▶ [Objective] Copy all lines below containing "data".

▶ [Given records]
-------

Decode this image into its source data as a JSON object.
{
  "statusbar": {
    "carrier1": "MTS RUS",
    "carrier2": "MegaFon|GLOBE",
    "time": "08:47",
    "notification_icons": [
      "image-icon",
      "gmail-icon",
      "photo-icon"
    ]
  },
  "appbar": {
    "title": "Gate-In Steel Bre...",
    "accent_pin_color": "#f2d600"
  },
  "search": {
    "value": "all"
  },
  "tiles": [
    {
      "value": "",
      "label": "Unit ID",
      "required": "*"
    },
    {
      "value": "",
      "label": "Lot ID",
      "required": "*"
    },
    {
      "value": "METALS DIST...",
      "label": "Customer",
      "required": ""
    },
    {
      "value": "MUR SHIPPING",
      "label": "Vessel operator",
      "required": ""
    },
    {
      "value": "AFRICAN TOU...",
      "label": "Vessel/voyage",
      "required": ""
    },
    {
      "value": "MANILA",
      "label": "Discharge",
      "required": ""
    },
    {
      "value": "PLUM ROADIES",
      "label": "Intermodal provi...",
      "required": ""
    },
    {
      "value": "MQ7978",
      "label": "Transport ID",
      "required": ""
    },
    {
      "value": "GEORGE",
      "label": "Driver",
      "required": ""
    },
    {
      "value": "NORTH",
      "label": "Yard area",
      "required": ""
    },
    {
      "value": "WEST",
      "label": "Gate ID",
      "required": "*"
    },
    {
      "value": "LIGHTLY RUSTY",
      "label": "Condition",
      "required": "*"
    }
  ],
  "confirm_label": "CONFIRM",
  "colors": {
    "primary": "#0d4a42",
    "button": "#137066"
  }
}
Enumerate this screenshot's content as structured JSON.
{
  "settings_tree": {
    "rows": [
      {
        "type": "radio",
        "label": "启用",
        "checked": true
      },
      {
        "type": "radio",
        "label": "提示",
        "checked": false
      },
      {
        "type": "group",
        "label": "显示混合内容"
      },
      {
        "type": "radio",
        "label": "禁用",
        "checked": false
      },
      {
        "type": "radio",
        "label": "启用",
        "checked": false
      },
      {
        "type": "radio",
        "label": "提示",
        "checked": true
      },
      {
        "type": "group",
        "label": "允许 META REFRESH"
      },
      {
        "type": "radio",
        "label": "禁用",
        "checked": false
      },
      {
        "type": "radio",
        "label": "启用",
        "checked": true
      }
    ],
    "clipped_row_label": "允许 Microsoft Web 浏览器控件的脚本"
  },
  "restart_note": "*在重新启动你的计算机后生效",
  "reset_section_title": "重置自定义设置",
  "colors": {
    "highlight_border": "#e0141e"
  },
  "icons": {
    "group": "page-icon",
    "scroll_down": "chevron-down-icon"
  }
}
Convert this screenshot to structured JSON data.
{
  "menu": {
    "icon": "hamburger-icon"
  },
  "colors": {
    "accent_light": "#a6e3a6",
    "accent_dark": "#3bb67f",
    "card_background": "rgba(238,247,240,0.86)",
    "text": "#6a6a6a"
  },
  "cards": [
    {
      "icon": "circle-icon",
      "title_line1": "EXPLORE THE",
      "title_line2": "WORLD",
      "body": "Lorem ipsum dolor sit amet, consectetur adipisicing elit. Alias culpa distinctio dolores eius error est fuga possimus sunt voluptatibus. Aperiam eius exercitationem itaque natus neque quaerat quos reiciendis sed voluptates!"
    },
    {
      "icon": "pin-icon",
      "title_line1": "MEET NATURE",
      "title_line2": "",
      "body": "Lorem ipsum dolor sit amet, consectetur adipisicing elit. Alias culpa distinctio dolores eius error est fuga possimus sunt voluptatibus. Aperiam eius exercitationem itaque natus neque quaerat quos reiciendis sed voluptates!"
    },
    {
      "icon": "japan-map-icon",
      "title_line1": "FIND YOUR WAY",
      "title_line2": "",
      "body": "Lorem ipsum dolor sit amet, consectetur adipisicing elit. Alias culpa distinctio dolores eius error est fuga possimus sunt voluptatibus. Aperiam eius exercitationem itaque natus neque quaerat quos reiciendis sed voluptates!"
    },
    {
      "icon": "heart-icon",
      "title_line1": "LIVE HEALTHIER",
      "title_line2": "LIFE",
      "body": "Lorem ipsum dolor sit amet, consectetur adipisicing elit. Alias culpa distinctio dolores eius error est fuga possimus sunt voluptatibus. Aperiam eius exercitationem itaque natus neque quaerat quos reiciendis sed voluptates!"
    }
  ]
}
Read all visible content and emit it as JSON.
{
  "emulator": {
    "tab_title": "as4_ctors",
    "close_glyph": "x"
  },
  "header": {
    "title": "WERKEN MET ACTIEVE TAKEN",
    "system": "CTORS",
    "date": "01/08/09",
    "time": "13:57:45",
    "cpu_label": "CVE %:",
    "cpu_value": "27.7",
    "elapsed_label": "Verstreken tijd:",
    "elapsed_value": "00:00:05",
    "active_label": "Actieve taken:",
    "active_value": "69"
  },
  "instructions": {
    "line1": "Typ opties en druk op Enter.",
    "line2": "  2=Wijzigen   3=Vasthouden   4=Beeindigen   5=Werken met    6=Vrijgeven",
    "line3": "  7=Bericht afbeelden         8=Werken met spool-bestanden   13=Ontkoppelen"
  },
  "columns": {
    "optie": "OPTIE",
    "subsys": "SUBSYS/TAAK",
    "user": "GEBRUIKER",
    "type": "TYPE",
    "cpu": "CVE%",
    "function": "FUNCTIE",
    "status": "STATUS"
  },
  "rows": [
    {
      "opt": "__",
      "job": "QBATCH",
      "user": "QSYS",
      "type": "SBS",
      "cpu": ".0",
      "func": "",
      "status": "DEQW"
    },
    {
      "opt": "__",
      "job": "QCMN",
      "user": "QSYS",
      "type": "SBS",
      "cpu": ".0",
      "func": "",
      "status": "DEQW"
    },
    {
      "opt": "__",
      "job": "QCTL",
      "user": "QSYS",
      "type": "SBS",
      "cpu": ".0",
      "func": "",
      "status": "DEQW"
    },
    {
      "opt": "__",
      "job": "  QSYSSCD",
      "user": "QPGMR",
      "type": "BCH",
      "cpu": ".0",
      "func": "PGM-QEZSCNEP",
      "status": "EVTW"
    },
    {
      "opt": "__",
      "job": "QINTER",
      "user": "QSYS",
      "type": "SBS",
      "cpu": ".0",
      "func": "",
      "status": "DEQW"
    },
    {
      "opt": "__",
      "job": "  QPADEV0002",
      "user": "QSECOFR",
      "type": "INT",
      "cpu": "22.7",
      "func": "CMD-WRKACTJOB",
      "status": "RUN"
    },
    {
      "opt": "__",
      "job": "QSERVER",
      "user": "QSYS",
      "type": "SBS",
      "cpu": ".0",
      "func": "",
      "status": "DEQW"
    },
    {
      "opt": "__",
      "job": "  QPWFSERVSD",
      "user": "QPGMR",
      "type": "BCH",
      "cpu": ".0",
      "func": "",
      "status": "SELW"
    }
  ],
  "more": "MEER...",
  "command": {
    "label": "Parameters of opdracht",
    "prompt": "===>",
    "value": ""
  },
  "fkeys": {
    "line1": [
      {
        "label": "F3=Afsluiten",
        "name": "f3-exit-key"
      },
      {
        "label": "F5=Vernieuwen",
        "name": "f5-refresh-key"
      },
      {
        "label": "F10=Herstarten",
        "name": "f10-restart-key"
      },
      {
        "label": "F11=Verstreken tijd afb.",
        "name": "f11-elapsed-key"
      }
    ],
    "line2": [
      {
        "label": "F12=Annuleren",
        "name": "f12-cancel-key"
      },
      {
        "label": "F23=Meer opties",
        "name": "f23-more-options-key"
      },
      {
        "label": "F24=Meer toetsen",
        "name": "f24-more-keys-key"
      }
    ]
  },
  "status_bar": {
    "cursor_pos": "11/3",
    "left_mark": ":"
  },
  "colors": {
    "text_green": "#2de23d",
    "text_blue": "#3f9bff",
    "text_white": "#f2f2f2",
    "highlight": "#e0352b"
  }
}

-------

▶ [Written response]
Decode this image into its source data as a JSON object.
Convert this screenshot to structured JSON data.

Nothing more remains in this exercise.